» **Directive**
In the material below, count the lines with the word "verified" and state that number only.

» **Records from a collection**
______________________________

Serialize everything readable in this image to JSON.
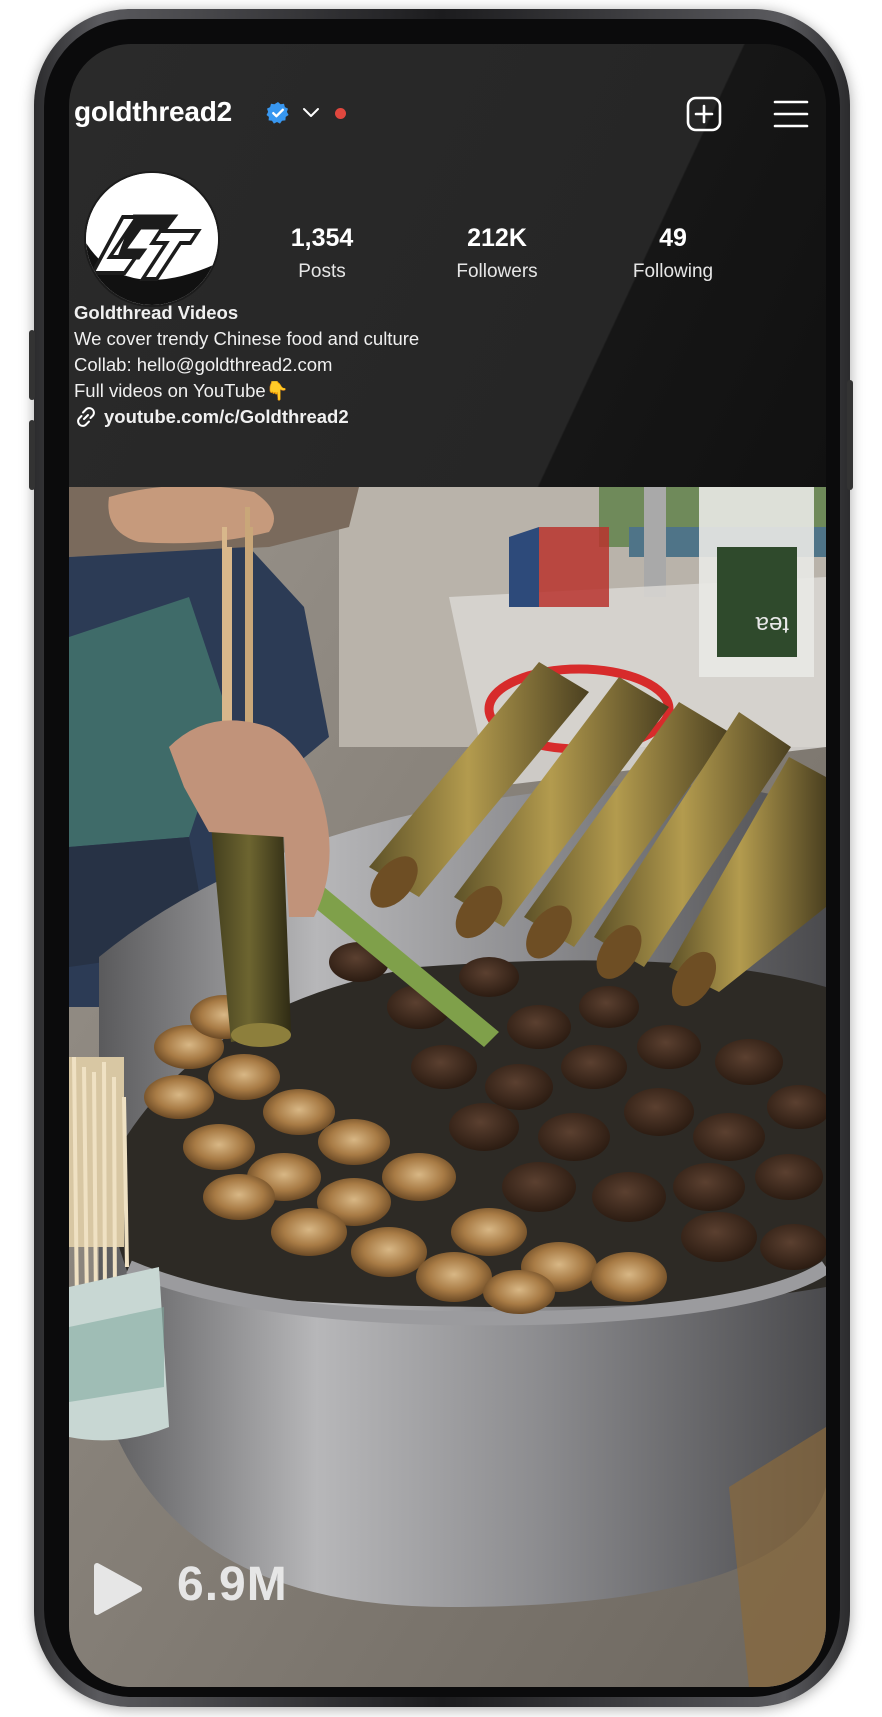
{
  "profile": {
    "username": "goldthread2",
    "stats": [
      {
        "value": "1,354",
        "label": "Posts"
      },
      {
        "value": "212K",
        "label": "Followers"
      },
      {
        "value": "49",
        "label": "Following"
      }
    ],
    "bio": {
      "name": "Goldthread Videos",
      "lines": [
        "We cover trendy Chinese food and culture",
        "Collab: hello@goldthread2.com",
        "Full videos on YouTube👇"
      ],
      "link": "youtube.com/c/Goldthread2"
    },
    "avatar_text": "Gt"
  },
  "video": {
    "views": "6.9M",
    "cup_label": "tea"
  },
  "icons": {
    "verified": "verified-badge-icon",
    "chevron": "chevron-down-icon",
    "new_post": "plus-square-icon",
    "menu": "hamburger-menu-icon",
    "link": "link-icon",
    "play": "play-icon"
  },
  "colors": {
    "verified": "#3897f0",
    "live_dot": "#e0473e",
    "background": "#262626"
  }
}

______________________________

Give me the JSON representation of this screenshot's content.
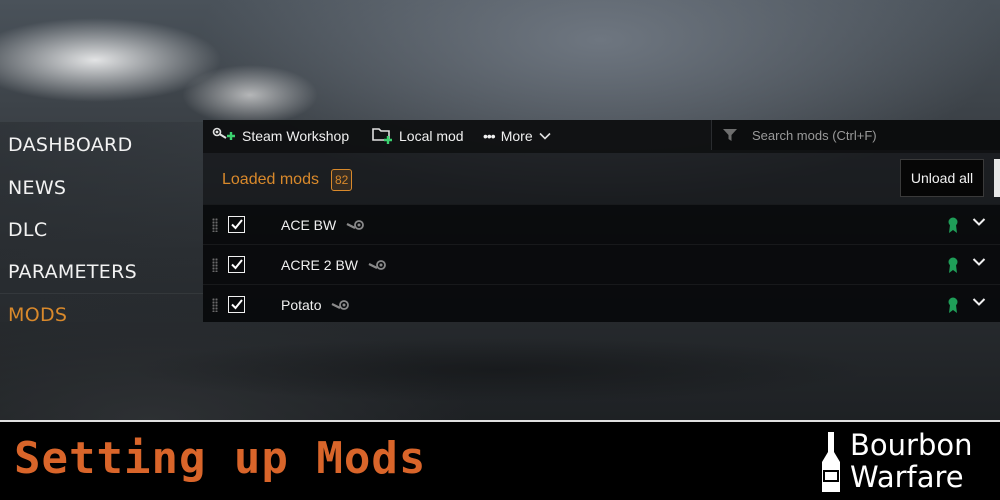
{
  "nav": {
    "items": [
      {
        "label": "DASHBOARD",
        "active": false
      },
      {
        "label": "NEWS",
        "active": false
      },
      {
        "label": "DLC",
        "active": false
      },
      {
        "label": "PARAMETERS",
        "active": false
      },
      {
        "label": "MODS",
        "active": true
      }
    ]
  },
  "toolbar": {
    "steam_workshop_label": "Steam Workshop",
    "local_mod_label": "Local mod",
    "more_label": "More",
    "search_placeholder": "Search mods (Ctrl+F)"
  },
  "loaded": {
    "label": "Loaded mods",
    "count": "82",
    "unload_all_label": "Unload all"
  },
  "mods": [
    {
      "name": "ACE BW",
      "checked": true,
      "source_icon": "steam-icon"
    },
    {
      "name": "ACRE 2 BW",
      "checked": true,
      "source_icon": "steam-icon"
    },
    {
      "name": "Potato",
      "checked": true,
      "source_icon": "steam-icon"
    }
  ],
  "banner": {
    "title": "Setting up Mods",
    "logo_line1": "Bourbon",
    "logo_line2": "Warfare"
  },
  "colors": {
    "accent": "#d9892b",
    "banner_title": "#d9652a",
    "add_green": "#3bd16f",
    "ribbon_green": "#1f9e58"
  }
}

______________________________

» **Reply**
2